◆ Exercise aim:
Return a copy of every line in the records that includes the word "DiRaja".

---------- Information provided

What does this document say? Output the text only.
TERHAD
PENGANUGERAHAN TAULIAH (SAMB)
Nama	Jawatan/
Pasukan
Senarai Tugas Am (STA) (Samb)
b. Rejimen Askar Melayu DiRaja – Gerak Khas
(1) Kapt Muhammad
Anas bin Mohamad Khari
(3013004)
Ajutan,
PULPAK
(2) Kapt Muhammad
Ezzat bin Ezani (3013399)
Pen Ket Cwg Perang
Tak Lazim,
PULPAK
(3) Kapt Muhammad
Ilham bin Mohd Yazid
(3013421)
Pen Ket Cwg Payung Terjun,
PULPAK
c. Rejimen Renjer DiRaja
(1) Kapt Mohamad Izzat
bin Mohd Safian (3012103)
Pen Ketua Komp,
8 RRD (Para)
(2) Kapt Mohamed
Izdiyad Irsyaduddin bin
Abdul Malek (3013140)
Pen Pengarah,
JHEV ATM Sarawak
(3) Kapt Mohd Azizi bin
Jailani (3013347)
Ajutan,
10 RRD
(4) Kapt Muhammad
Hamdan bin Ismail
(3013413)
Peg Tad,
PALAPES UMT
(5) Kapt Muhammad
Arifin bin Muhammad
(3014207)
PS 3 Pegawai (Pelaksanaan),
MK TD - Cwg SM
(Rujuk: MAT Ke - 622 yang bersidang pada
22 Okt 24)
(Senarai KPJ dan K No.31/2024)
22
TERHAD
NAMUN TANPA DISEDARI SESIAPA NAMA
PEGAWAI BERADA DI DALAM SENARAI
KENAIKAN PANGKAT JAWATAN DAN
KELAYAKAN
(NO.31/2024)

--------------------

◆ Result of this task:
b. Rejimen Askar Melayu DiRaja – Gerak Khas
c. Rejimen Renjer DiRaja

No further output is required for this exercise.